**Short exercise:** Extract the lines that hold the string "Чистое".

**Extracted material:**
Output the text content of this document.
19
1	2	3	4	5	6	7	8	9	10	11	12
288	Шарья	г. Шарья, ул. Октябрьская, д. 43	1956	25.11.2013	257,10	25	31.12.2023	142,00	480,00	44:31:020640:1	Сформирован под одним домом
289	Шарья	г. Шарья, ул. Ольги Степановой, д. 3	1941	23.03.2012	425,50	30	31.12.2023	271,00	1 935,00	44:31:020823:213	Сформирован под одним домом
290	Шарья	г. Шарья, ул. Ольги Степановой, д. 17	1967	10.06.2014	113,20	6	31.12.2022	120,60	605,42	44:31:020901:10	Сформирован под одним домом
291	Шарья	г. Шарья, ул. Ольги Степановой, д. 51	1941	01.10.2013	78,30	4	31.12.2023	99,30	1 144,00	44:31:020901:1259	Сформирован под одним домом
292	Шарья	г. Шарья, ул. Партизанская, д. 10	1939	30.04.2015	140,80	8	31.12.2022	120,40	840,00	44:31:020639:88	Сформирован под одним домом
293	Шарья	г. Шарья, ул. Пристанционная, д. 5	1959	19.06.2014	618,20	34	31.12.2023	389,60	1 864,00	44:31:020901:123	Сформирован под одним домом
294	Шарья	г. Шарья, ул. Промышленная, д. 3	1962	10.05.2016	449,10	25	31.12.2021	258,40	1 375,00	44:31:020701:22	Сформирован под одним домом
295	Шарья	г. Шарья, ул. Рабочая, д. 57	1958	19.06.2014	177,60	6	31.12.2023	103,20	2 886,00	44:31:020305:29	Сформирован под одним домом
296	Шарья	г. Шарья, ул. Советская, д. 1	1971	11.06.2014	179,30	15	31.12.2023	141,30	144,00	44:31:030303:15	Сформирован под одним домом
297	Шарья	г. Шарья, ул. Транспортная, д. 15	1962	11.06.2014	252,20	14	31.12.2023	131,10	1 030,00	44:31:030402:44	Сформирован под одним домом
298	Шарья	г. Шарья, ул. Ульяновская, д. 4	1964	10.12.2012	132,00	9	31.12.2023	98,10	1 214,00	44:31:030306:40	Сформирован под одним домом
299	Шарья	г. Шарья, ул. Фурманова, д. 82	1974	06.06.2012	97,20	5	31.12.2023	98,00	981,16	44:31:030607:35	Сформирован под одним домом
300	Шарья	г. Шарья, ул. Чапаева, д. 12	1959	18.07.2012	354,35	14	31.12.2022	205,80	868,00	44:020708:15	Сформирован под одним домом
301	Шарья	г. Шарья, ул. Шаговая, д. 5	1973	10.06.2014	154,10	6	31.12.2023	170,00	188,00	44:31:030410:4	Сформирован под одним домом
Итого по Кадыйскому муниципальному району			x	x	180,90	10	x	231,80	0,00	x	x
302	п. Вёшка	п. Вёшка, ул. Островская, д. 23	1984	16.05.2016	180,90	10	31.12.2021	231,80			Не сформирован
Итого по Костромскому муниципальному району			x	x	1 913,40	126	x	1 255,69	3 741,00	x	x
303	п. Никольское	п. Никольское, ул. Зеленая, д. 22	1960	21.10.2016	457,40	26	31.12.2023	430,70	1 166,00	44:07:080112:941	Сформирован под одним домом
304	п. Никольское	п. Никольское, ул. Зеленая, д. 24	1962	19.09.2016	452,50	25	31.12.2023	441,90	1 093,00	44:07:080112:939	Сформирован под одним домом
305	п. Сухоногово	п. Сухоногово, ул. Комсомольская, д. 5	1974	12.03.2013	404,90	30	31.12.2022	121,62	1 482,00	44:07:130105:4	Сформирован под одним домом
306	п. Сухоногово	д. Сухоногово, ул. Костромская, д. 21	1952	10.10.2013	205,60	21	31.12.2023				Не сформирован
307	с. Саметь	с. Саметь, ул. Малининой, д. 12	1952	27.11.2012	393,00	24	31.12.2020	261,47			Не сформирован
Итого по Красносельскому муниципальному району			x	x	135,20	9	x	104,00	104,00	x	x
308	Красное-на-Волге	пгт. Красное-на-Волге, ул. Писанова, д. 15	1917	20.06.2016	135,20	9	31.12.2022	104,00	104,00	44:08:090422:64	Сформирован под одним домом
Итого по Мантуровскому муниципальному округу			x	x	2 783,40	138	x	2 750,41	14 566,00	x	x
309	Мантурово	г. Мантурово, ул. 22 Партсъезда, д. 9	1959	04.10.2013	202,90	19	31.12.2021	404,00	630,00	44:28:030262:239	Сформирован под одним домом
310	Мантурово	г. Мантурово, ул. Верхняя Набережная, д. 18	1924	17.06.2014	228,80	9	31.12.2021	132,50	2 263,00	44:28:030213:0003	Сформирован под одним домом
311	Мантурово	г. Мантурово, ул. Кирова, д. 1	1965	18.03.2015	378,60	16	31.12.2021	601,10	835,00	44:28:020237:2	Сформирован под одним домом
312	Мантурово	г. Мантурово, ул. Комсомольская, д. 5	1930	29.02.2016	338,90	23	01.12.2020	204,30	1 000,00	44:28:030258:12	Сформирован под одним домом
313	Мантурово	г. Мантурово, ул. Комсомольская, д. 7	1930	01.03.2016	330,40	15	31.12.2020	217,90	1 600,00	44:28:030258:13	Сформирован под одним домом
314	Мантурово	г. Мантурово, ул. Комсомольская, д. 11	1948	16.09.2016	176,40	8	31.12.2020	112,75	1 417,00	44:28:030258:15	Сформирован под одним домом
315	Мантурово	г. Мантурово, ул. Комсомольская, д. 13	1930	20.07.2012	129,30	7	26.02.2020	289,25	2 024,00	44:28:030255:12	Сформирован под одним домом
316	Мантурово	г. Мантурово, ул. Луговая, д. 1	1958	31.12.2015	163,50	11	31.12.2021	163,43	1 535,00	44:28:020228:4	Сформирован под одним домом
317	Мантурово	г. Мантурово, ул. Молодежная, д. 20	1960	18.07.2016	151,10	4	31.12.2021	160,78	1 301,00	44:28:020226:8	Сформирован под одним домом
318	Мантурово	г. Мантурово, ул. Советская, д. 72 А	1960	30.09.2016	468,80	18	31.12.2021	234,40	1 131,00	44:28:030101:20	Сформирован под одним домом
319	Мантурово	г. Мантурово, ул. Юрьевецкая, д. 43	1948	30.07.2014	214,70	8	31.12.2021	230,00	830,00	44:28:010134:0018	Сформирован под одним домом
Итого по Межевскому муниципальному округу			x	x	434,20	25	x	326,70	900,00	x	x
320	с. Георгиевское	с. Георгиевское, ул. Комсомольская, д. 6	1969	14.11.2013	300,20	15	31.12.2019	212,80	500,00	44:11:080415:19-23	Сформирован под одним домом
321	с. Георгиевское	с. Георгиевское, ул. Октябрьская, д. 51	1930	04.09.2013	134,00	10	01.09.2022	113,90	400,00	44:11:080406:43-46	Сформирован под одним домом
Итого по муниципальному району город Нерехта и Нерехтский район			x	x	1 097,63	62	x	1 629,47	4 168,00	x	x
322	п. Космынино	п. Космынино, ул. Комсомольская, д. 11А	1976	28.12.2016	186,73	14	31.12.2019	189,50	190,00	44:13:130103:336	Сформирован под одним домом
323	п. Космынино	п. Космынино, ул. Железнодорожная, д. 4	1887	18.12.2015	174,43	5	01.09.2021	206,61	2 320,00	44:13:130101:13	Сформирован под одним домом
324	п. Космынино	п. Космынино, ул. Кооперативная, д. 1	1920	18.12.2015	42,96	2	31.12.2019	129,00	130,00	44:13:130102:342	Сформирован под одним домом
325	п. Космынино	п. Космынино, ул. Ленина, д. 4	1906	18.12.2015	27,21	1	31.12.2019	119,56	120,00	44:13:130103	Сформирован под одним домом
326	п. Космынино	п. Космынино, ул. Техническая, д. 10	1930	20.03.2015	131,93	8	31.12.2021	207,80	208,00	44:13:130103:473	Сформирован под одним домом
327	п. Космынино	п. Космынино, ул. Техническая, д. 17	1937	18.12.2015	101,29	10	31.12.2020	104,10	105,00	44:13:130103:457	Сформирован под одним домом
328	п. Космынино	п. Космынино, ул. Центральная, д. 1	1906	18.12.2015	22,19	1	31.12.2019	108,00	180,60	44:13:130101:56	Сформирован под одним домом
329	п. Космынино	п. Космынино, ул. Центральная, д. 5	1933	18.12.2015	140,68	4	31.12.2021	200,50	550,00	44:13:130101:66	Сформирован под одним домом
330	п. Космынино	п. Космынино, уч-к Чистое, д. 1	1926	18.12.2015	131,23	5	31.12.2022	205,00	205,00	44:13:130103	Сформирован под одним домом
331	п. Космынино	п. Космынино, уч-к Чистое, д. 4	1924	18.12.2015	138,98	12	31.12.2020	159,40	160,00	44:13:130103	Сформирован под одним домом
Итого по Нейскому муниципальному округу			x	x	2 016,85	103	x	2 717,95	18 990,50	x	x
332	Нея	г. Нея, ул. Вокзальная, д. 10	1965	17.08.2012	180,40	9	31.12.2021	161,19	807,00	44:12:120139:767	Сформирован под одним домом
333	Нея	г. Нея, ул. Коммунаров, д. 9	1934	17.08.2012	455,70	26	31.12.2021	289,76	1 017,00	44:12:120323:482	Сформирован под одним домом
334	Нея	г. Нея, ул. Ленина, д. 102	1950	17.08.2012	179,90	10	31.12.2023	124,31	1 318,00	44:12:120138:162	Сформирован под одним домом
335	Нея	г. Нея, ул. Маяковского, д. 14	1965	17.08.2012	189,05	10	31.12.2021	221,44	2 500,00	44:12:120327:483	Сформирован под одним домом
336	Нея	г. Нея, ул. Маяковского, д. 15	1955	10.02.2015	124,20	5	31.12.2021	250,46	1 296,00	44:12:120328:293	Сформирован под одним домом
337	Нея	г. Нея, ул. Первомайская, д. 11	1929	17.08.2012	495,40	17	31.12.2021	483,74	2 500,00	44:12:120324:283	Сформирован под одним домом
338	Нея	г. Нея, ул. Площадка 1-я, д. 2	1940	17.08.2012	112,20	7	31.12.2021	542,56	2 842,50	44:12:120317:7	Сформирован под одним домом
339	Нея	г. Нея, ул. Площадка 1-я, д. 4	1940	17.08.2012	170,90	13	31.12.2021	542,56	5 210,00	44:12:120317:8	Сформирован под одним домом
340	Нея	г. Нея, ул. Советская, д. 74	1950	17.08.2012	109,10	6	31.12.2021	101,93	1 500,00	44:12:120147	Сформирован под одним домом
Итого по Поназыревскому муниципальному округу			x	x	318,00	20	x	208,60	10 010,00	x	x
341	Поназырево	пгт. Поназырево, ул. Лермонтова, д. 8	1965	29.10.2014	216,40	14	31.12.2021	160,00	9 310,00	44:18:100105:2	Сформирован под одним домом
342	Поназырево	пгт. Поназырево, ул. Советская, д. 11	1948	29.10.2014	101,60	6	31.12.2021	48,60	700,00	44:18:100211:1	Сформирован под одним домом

**Exercise output:**
330	п. Космынино	п. Космынино, уч-к Чистое, д. 1	1926	18.12.2015	131,23	5	31.12.2022	205,00	205,00	44:13:130103	Сформирован под одним домом
331	п. Космынино	п. Космынино, уч-к Чистое, д. 4	1924	18.12.2015	138,98	12	31.12.2020	159,40	160,00	44:13:130103	Сформирован под одним домом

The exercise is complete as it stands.